• [Task brief]: Below are the records; collect from them each line containing the string "Frequency".

+++ Records for the exercise +++

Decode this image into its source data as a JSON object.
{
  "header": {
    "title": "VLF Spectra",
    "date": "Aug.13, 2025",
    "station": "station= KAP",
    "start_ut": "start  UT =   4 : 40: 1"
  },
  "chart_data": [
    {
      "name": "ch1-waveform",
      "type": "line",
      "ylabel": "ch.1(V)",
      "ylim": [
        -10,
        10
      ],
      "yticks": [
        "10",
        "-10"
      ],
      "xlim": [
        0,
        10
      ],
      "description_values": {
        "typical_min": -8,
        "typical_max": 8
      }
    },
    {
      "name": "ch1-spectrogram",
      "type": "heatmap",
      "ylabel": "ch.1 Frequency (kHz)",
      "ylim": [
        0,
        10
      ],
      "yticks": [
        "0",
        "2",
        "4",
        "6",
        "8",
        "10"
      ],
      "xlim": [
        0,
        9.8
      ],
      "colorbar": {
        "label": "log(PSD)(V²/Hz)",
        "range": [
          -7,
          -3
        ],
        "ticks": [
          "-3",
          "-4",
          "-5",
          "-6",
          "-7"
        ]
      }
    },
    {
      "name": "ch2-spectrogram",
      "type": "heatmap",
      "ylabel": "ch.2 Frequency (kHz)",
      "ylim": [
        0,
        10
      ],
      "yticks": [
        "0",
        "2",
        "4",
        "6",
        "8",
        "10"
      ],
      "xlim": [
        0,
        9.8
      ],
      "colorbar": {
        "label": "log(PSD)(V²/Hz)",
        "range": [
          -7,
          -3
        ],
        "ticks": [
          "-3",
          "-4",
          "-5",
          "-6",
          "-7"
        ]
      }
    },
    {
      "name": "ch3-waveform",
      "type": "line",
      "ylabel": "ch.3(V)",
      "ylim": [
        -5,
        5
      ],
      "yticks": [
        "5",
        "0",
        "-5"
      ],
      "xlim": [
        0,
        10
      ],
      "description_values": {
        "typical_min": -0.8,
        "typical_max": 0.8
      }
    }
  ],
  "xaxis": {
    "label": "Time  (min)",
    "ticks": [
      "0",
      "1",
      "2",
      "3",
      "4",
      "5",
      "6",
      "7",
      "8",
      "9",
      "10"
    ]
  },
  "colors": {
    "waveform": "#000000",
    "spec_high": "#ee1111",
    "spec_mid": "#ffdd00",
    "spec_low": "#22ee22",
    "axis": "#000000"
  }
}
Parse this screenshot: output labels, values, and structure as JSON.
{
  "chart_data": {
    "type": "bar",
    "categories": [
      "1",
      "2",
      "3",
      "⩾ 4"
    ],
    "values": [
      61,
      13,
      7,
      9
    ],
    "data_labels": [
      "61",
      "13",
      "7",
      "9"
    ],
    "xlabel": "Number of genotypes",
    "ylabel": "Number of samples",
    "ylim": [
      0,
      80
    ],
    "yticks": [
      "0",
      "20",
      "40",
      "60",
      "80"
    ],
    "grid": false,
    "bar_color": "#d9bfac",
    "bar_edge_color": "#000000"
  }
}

+++
+++ Records for the exercise +++

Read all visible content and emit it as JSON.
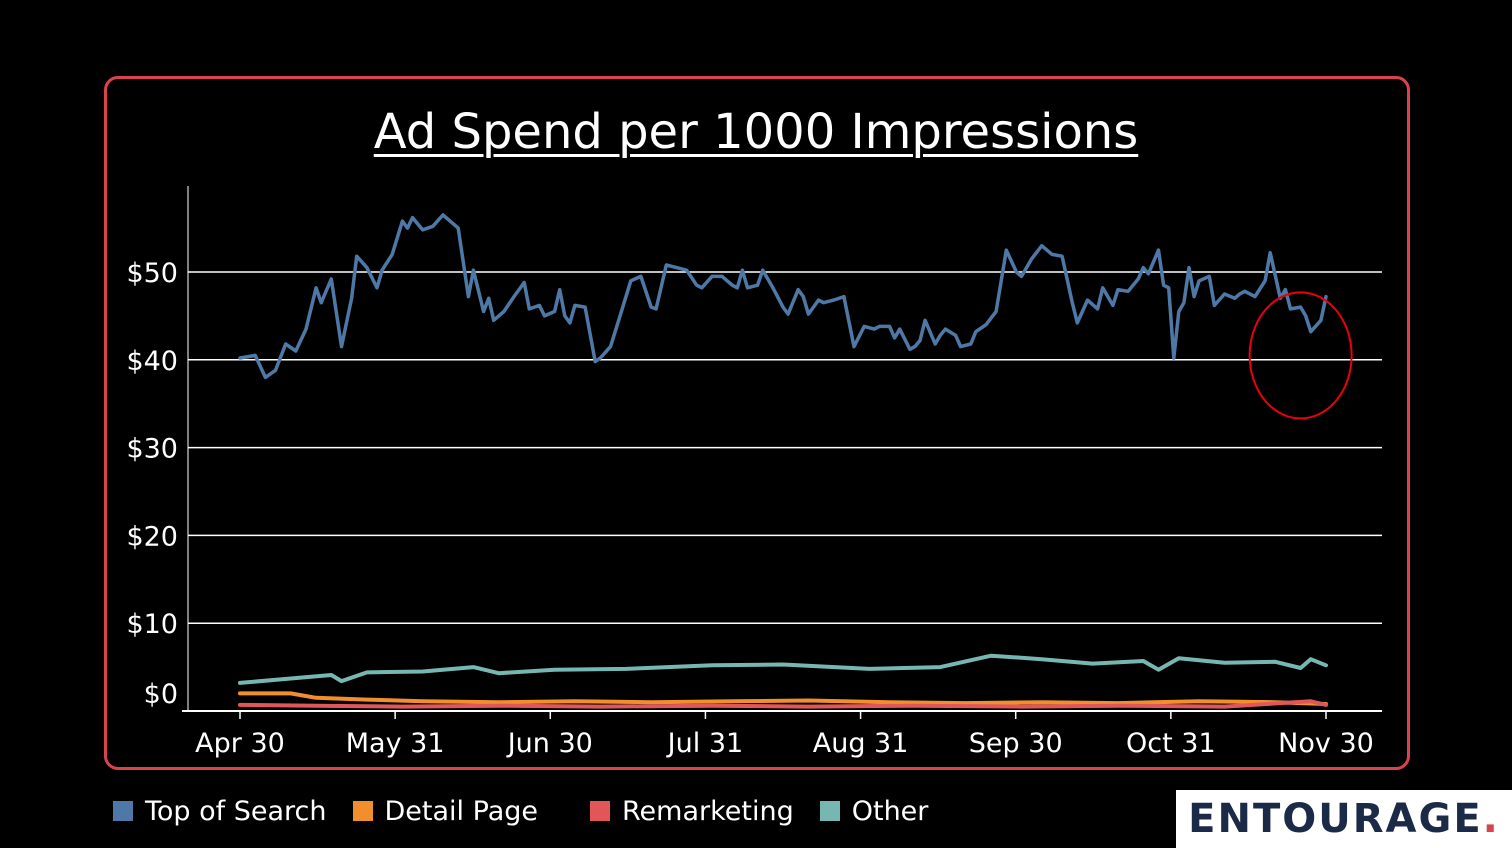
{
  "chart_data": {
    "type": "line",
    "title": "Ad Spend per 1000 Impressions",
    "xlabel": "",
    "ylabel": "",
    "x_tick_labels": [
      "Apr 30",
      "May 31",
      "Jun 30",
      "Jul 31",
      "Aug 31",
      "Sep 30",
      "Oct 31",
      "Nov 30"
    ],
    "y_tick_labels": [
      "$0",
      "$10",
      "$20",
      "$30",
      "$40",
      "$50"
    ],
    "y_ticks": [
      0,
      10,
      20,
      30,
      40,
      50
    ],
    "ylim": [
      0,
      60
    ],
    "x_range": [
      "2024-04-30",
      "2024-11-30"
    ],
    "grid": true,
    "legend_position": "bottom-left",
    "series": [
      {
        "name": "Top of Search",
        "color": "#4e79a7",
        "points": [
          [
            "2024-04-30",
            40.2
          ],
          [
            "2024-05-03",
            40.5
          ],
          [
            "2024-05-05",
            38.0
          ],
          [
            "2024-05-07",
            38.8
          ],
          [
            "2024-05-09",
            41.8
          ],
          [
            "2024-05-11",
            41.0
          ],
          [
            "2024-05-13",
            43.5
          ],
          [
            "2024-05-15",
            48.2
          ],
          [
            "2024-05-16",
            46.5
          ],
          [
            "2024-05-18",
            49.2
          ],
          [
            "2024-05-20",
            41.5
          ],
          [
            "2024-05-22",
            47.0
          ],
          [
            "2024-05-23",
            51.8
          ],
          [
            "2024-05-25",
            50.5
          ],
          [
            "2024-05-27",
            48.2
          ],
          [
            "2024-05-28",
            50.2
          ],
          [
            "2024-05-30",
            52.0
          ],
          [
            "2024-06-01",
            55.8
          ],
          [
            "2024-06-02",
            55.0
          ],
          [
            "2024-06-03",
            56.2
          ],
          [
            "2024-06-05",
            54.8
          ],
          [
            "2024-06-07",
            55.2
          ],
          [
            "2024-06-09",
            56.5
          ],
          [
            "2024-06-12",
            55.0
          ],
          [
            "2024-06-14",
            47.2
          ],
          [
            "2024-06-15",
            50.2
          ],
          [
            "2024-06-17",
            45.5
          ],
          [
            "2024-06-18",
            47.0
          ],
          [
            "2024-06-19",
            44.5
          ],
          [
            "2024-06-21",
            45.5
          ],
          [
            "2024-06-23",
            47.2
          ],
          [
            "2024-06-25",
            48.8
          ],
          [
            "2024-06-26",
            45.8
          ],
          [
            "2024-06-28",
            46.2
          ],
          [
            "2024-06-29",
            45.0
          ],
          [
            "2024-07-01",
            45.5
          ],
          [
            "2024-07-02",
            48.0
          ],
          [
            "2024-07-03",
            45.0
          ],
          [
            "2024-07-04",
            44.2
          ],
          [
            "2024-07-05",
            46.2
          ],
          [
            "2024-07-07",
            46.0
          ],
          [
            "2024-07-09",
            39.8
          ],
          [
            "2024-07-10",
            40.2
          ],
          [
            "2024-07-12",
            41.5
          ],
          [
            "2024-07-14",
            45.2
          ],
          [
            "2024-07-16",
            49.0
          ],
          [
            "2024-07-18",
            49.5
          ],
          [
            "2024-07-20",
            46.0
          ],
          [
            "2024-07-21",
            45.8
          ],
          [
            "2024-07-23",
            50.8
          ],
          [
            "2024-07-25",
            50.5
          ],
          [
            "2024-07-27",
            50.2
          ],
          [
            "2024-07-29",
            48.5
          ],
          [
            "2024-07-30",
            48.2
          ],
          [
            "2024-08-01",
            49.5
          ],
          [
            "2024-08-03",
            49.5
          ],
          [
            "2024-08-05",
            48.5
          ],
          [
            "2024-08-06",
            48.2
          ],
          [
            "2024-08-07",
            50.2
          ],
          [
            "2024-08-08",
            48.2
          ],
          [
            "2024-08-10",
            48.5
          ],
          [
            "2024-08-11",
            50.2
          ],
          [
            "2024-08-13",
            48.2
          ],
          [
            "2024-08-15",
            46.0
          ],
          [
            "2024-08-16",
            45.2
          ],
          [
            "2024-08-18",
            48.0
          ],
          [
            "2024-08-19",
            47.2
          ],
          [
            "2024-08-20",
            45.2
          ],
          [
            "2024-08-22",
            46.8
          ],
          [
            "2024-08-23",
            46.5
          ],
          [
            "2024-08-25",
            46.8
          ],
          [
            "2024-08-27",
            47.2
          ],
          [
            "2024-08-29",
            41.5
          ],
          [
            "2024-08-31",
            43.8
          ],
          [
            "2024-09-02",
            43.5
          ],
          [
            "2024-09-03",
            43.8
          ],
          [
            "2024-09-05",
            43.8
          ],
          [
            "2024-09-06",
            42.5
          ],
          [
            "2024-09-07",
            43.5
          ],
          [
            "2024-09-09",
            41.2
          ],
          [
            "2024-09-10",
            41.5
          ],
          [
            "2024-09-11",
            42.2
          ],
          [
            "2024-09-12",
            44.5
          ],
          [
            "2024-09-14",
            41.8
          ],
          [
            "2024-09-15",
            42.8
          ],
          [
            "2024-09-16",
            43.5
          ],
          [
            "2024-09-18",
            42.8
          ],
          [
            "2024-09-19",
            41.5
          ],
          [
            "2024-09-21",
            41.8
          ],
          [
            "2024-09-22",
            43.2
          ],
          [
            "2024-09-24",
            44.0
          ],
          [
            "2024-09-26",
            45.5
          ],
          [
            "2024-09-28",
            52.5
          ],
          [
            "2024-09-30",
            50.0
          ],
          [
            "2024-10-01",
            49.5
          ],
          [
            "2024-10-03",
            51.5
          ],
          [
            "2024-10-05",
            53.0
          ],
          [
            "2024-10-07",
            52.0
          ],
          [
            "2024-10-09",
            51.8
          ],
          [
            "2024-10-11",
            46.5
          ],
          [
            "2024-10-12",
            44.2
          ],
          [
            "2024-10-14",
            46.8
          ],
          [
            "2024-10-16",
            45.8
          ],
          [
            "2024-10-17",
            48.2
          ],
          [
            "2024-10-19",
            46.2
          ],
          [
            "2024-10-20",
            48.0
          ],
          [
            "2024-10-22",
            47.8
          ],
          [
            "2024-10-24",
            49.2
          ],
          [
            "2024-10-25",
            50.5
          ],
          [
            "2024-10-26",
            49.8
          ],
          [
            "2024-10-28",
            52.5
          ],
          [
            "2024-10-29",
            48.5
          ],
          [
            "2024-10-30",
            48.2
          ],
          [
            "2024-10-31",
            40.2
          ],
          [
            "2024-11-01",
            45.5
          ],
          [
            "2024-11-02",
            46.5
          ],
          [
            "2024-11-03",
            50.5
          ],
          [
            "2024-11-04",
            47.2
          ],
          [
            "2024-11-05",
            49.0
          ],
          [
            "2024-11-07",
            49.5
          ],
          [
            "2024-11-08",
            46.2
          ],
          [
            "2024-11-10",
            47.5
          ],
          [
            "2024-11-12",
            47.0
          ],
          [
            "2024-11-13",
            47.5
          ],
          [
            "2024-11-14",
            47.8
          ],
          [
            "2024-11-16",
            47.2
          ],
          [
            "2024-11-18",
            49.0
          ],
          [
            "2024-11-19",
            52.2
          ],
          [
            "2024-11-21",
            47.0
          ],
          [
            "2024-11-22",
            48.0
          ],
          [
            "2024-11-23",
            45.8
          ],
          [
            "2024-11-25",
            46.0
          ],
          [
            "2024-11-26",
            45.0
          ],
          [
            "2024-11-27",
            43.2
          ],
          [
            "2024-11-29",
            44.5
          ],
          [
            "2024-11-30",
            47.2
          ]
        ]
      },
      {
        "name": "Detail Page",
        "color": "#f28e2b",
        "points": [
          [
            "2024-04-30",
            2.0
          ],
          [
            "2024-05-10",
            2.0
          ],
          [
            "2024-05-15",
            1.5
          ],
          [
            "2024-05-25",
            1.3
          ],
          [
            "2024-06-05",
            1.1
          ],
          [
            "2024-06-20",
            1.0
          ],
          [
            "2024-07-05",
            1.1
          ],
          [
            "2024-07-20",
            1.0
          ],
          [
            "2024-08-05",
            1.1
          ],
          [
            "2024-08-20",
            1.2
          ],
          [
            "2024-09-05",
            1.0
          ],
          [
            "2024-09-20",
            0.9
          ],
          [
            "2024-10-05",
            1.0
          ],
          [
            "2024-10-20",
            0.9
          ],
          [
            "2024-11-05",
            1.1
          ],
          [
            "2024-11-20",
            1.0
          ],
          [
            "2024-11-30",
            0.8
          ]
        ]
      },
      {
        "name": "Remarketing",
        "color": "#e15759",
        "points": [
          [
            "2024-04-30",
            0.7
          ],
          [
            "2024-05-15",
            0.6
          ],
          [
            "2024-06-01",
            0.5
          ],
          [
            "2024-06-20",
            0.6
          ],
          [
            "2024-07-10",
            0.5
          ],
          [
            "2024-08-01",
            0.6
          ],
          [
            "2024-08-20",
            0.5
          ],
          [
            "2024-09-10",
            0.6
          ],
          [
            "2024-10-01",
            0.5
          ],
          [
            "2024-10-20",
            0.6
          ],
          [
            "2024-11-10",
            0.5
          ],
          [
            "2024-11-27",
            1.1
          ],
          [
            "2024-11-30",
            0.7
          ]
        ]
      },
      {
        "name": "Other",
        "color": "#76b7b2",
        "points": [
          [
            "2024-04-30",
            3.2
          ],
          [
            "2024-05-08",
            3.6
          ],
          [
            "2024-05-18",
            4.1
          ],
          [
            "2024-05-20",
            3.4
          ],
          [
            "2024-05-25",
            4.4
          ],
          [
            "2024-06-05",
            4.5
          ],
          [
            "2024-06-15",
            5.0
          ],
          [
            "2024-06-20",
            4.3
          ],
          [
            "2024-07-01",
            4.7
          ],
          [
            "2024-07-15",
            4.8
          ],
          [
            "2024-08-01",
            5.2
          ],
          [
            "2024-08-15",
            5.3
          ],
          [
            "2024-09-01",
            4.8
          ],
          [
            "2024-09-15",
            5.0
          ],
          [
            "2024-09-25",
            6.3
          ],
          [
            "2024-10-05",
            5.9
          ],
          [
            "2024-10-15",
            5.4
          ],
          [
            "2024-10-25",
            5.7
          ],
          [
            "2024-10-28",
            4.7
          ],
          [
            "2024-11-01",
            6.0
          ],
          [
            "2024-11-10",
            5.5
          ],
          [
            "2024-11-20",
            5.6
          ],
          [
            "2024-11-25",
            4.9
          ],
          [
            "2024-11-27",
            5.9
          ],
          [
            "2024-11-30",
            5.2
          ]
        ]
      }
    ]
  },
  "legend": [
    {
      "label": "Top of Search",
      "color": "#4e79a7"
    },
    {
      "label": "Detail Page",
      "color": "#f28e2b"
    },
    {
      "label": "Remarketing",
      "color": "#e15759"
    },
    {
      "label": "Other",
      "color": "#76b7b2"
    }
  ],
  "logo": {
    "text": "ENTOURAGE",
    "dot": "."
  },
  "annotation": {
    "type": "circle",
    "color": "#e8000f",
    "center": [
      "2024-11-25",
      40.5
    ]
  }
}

+++

• [Written reply]:
      "ylabel": "ch.1 Frequency (kHz)",
      "ylabel": "ch.2 Frequency (kHz)",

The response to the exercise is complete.